Requirements →
Copy out the data below as written; omit any images.

Records from a collection →

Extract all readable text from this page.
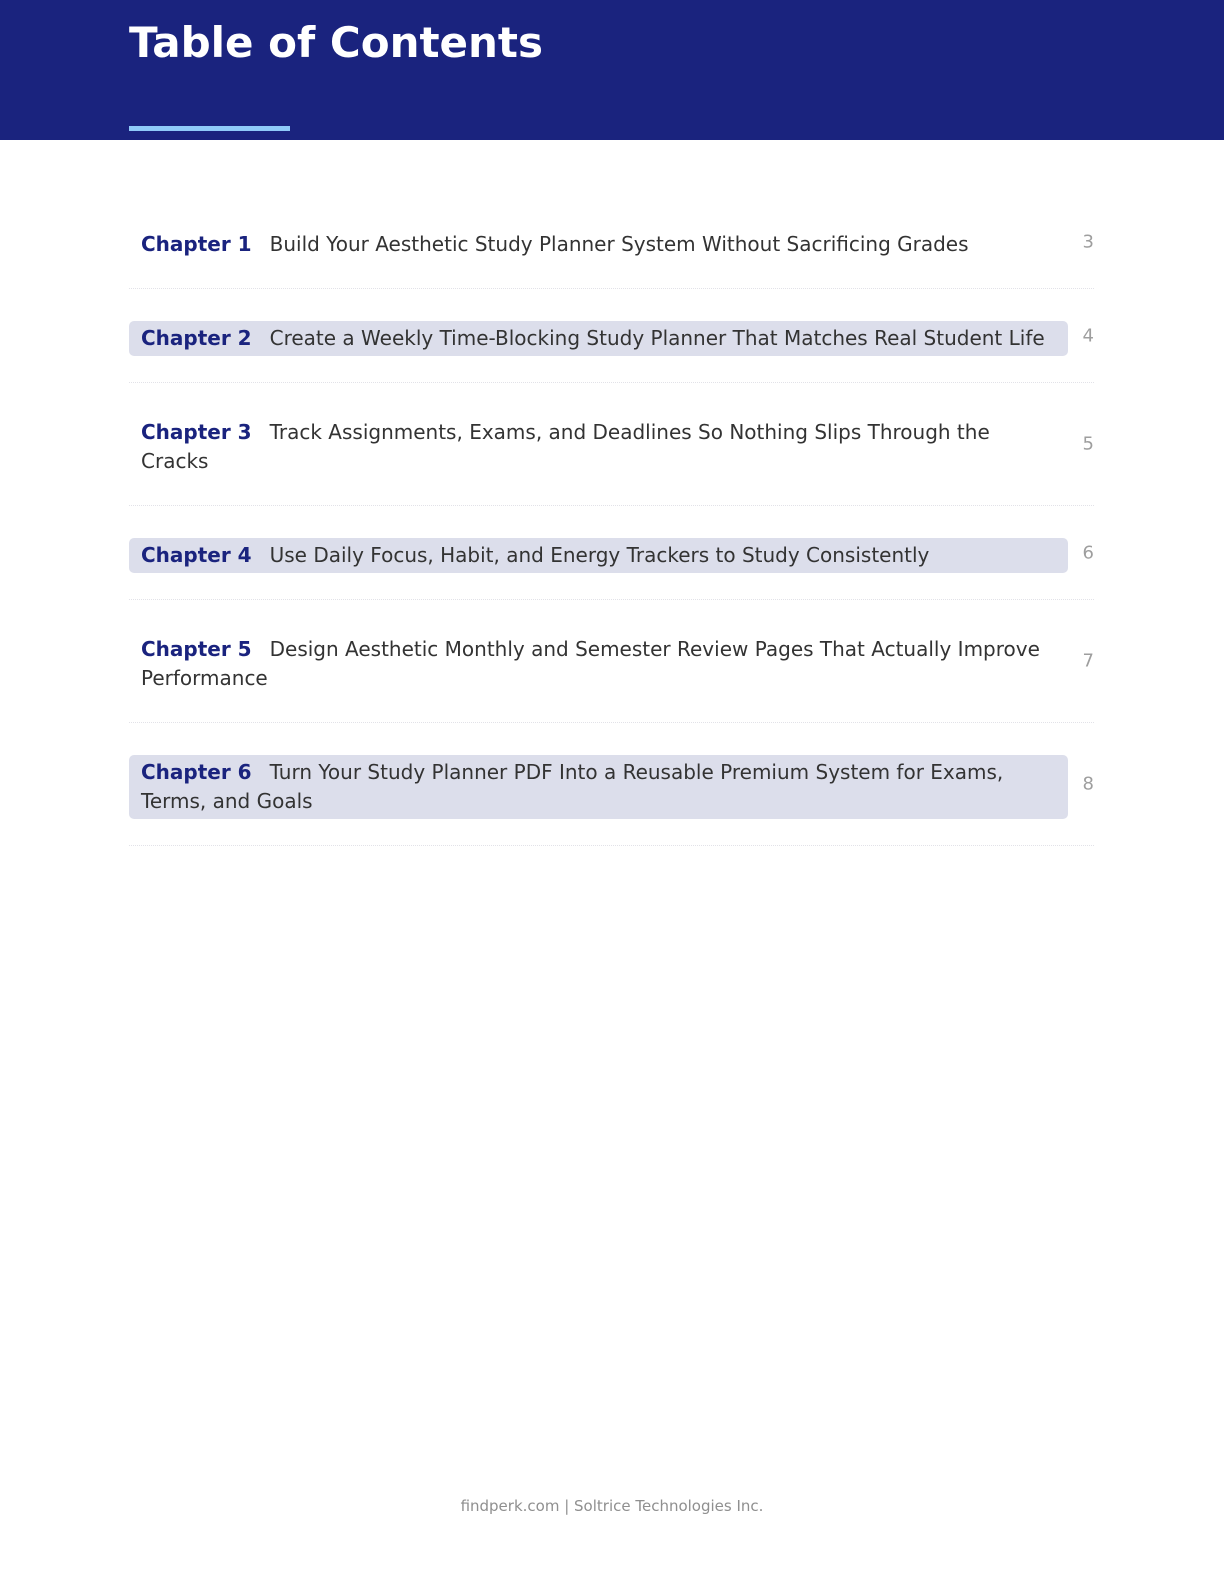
Table of Contents
Chapter 1 Build Your Aesthetic Study Planner System Without Sacrificing Grades	3
Chapter 2 Create a Weekly Time-Blocking Study Planner That Matches Real Student Life	4
Chapter 3 Track Assignments, Exams, and Deadlines So Nothing Slips Through the Cracks
5
Chapter 4 Use Daily Focus, Habit, and Energy Trackers to Study Consistently	6
Chapter 5 Design Aesthetic Monthly and Semester Review Pages That Actually Improve Performance
7
Chapter 6 Turn Your Study Planner PDF Into a Reusable Premium System for Exams, Terms, and Goals
8
findperk.com | Soltrice Technologies Inc.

Correct result →
Extract all readable text from this page.
Table of Contents
Chapter 1 Build Your Aesthetic Study Planner System Without Sacrificing Grades	3
Chapter 2 Create a Weekly Time-Blocking Study Planner That Matches Real Student Life	4
Chapter 3 Track Assignments, Exams, and Deadlines So Nothing Slips Through the Cracks
5
Chapter 4 Use Daily Focus, Habit, and Energy Trackers to Study Consistently	6
Chapter 5 Design Aesthetic Monthly and Semester Review Pages That Actually Improve Performance
7
Chapter 6 Turn Your Study Planner PDF Into a Reusable Premium System for Exams, Terms, and Goals
8
findperk.com | Soltrice Technologies Inc.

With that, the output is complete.